:: Data in this exercise ::
--
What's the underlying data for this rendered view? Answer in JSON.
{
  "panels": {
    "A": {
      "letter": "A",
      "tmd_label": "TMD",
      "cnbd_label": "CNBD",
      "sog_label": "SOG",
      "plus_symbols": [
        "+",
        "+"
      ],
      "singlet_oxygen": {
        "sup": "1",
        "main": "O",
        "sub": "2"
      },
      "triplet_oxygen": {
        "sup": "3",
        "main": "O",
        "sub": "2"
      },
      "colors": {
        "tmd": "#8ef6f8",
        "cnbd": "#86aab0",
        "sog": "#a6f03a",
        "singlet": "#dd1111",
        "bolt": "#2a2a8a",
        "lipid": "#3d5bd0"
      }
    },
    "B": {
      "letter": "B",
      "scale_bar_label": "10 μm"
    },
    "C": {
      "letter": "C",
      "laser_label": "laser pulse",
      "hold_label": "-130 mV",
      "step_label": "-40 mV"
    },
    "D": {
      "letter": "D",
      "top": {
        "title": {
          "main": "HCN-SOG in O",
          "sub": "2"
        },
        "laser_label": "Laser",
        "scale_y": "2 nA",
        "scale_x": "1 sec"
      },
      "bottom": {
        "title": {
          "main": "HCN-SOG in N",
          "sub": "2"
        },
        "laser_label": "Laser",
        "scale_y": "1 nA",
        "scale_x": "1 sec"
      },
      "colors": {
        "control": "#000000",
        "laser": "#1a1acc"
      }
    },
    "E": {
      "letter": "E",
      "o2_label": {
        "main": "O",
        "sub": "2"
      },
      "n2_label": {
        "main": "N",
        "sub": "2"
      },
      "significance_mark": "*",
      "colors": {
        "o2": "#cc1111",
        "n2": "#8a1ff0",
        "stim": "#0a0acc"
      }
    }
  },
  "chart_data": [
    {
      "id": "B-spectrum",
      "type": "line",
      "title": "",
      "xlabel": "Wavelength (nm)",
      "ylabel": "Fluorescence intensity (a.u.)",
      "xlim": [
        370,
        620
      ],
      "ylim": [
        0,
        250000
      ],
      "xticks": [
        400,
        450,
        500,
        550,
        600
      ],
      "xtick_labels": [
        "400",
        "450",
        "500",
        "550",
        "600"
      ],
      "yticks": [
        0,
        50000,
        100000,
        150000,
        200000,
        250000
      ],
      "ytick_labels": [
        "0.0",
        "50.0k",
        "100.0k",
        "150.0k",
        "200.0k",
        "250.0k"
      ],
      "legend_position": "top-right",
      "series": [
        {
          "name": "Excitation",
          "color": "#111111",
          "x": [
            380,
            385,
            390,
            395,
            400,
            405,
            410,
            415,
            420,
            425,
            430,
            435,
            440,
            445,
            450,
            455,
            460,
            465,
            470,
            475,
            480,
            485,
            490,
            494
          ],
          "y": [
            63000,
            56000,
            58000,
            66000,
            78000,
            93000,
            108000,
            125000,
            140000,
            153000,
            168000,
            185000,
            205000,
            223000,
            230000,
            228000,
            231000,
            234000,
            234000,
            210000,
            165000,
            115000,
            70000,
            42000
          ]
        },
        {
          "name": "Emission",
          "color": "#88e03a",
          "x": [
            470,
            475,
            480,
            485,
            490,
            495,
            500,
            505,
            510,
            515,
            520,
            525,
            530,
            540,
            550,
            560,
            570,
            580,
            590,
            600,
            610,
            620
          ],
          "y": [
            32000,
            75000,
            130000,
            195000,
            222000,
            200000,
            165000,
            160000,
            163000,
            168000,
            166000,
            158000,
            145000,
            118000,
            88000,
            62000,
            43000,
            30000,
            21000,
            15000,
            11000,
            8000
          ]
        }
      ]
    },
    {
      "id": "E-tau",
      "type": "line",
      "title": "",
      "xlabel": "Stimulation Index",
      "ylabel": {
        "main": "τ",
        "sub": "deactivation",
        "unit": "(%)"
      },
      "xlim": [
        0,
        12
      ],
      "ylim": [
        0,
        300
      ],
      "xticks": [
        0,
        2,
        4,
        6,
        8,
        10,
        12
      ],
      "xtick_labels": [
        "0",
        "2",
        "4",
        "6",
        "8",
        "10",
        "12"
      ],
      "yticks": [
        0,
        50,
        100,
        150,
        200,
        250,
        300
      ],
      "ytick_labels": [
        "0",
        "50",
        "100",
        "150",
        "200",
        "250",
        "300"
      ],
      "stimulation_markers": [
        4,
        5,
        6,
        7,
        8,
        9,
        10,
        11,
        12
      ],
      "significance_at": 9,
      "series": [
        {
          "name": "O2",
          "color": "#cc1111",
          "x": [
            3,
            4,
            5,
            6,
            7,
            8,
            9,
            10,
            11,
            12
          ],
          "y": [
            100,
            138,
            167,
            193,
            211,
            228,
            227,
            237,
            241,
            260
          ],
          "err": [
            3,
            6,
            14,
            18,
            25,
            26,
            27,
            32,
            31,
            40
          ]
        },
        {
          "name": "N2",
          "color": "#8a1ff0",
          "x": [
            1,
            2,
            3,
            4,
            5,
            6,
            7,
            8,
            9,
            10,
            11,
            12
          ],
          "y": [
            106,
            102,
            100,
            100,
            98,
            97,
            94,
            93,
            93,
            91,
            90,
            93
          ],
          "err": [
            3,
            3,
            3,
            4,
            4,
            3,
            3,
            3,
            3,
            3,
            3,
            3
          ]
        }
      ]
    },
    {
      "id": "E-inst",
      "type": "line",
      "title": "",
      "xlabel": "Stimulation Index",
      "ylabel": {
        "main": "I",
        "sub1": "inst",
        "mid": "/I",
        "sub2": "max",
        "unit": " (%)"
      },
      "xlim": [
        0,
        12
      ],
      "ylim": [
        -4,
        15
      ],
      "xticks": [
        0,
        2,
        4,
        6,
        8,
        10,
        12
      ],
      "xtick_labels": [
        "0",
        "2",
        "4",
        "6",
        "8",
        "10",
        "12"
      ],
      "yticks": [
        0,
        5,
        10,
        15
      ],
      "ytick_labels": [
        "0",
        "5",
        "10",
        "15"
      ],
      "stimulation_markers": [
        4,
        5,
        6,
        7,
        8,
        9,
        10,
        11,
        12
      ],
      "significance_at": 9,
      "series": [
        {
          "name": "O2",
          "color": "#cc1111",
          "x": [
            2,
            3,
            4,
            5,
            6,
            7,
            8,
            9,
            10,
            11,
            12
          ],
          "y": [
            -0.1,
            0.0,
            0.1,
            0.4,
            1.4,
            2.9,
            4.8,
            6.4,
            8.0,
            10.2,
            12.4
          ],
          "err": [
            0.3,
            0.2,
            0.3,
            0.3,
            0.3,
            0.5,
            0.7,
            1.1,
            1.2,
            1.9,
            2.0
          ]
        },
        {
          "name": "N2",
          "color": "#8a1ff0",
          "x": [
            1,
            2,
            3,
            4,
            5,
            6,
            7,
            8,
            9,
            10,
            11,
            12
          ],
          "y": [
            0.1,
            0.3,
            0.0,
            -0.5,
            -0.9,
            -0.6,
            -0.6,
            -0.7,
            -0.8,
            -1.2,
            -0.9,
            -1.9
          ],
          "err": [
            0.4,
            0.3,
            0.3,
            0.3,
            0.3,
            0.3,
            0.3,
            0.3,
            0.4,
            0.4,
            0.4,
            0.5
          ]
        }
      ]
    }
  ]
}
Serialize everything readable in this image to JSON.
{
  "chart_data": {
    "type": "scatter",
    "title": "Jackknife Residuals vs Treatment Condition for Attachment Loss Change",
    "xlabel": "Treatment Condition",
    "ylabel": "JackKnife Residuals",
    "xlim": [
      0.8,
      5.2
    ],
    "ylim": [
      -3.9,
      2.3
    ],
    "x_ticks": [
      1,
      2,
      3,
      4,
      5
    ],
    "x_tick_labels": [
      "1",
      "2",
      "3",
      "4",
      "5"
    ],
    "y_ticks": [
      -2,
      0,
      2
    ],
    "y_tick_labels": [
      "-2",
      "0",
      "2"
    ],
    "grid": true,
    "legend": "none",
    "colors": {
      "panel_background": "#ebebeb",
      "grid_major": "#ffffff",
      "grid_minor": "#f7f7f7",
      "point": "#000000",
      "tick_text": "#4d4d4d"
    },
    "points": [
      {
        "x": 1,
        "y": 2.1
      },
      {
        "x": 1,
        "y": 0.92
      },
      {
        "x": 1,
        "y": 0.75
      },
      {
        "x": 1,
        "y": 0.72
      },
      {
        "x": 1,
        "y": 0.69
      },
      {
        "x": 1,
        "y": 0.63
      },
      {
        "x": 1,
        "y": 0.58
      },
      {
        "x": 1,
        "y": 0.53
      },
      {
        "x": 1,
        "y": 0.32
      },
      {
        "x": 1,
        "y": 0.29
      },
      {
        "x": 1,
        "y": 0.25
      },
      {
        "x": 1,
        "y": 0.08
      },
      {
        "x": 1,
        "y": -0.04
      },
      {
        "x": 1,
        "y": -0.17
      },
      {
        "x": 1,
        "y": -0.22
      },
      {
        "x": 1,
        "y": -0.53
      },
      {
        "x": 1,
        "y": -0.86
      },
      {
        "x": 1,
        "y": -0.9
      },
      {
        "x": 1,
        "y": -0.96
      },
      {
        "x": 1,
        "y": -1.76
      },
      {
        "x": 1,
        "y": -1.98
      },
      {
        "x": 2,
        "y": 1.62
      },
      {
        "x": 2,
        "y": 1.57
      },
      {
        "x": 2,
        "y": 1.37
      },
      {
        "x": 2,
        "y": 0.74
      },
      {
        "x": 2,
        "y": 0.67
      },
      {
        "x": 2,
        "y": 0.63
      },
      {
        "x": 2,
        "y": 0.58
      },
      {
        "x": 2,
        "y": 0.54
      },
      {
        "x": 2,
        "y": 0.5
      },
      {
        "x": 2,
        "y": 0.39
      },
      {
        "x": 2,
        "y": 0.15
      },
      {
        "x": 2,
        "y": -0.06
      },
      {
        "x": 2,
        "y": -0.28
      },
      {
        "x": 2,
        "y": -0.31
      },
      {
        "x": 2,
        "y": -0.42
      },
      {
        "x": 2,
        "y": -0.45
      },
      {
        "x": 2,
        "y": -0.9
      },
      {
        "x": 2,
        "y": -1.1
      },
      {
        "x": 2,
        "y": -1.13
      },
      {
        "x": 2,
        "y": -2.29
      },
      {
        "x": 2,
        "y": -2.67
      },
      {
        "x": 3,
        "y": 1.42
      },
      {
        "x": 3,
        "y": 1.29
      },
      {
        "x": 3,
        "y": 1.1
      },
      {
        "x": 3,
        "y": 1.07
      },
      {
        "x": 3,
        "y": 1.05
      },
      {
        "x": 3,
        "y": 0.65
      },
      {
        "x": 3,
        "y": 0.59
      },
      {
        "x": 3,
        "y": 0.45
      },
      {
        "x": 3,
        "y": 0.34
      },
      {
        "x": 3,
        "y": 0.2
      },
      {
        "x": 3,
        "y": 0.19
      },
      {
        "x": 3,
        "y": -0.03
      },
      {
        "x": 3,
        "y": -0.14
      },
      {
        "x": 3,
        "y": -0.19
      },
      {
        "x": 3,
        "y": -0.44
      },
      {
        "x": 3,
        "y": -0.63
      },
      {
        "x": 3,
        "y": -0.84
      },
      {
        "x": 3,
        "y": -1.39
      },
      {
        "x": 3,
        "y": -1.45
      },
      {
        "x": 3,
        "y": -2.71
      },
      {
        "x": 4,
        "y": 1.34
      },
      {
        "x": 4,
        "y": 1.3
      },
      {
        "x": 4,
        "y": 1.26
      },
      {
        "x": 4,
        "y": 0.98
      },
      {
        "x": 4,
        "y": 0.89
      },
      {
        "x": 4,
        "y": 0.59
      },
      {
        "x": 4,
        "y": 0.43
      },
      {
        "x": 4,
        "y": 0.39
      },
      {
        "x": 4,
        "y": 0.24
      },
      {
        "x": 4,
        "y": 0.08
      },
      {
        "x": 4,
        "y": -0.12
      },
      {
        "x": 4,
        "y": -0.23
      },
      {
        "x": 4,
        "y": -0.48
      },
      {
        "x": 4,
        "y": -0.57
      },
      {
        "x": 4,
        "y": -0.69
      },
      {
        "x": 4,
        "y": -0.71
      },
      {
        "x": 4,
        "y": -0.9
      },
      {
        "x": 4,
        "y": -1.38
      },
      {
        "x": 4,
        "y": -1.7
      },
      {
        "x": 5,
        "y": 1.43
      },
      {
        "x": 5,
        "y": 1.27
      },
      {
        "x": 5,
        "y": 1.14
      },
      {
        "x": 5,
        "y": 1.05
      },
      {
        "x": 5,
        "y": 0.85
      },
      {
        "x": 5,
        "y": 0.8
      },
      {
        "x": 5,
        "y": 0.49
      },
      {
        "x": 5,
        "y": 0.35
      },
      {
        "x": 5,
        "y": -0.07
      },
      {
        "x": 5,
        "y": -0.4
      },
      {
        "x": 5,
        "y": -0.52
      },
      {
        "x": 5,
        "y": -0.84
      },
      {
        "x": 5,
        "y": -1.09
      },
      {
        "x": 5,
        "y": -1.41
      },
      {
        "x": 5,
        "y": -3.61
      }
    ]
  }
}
--
Pull every line holding "ylabel" out of the records.

:: Written solution ::
      "ylabel": "Fluorescence intensity (a.u.)",
      "ylabel": {
      "ylabel": {
    "ylabel": "JackKnife Residuals",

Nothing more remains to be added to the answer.